Goal of the exercise: Pull each line holding the word "chức" from the data.

(Dataset items)
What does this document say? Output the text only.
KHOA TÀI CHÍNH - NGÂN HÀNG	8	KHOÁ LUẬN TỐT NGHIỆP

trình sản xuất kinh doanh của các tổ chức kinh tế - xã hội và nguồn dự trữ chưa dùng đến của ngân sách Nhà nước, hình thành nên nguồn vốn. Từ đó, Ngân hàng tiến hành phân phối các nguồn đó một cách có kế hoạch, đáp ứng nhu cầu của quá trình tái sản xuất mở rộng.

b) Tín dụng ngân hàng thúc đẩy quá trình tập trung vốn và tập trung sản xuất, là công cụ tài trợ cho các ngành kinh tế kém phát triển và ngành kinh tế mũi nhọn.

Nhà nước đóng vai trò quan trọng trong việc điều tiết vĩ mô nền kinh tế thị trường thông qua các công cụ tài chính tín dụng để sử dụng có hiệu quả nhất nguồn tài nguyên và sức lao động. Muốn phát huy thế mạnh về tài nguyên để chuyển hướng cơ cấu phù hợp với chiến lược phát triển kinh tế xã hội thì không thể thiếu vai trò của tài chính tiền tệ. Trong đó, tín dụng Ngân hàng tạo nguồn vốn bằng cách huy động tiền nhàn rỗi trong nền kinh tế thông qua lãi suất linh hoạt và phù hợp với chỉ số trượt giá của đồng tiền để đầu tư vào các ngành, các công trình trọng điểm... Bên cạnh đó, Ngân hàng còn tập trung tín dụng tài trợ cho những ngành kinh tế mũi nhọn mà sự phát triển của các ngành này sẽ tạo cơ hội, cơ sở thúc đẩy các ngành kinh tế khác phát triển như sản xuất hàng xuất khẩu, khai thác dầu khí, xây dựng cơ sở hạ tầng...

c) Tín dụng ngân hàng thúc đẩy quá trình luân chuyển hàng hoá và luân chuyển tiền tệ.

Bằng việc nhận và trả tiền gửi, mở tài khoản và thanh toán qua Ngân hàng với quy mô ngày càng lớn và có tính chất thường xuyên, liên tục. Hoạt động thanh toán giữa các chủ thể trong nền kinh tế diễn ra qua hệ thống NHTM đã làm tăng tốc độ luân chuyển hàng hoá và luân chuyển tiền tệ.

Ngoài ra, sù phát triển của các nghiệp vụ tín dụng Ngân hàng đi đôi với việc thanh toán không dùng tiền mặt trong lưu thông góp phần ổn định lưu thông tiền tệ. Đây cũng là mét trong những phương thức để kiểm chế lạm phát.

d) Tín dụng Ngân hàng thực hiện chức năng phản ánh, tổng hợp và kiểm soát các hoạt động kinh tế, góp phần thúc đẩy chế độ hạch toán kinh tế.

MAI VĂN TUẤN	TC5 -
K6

Solution to this problem:
trình sản xuất kinh doanh của các tổ chức kinh tế - xã hội và nguồn dự trữ chưa dùng đến của ngân sách Nhà nước, hình thành nên nguồn vốn. Từ đó, Ngân hàng tiến hành phân phối các nguồn đó một cách có kế hoạch, đáp ứng nhu cầu của quá trình tái sản xuất mở rộng.
d) Tín dụng Ngân hàng thực hiện chức năng phản ánh, tổng hợp và kiểm soát các hoạt động kinh tế, góp phần thúc đẩy chế độ hạch toán kinh tế.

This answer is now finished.